=== Task data ===
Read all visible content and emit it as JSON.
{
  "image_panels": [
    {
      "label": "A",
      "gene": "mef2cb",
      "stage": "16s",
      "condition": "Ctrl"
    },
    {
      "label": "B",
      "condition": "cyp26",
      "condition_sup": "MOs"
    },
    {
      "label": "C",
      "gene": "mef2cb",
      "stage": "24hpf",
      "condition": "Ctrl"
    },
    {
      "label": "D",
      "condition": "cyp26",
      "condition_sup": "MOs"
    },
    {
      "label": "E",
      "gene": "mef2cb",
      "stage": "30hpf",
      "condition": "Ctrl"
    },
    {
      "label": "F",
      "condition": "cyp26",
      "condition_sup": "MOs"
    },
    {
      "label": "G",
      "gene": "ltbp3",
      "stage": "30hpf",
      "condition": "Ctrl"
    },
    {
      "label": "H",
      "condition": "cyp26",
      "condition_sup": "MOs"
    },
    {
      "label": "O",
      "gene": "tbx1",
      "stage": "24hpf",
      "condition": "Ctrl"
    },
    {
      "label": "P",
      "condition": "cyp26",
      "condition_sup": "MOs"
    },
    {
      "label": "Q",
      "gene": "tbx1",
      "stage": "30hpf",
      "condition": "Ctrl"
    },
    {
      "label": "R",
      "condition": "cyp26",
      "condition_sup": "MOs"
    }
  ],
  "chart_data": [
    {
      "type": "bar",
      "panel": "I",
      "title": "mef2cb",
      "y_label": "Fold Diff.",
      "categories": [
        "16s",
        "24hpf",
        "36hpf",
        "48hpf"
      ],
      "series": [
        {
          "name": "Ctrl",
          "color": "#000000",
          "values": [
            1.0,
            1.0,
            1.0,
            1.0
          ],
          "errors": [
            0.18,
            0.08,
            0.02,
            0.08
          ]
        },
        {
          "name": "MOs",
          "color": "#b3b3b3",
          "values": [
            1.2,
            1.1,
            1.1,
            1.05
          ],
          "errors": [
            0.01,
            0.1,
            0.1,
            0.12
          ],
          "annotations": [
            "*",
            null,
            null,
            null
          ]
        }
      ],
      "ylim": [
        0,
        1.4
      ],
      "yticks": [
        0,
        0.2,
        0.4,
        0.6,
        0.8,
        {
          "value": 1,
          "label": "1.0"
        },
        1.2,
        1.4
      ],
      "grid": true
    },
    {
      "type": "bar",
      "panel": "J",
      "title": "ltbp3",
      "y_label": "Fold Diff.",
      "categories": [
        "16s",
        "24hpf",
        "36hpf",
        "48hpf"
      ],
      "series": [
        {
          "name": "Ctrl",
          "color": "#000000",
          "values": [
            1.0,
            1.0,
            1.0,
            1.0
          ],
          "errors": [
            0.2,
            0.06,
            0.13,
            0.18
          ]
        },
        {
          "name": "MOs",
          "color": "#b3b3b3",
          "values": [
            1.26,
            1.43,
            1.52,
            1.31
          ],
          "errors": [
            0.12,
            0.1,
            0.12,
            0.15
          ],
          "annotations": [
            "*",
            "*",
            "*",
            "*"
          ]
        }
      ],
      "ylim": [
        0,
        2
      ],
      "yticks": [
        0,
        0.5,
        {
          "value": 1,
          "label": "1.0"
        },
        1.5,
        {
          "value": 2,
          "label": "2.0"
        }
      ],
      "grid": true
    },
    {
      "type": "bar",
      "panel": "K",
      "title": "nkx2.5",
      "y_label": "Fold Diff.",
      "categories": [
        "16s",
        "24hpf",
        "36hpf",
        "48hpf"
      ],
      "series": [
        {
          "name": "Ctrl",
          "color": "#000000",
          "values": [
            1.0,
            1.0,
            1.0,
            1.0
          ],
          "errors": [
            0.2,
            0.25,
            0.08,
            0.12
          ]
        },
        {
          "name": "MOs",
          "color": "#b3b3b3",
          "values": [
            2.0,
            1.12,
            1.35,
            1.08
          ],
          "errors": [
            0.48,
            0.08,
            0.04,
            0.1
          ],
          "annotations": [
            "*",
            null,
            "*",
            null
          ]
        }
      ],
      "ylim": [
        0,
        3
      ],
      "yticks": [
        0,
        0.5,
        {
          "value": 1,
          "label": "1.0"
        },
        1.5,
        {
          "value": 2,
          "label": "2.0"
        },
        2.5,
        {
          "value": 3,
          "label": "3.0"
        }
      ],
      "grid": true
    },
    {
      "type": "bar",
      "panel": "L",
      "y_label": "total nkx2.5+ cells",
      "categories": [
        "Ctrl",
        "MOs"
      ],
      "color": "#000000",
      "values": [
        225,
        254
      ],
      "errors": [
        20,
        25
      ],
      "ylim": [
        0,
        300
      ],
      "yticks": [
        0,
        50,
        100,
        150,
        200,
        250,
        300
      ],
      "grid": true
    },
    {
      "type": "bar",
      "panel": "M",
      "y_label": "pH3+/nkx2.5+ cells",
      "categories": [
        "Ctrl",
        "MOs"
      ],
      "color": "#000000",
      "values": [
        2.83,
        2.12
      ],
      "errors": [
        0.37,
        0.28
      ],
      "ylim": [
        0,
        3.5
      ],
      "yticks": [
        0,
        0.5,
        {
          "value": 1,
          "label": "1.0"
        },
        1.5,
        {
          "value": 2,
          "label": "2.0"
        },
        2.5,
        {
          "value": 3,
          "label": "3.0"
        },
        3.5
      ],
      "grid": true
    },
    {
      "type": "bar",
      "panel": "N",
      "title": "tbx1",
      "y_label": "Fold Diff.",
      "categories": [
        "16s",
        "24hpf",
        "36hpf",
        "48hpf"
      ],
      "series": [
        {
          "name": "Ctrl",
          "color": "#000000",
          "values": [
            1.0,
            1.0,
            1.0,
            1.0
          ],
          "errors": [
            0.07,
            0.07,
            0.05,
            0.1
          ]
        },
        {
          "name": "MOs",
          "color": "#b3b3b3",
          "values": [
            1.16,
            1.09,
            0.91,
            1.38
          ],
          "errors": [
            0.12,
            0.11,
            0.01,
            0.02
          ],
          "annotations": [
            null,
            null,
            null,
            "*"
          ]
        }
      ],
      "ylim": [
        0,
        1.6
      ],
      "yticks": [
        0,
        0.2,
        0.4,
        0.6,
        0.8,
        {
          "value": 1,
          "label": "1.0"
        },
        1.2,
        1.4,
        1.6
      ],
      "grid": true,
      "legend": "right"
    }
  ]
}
===
--- Your task ---
Whenever a line above has the word "title" in it, copy that line.

--- Result of the exercise ---
      "title": "mef2cb",
      "title": "ltbp3",
      "title": "nkx2.5",
      "title": "tbx1",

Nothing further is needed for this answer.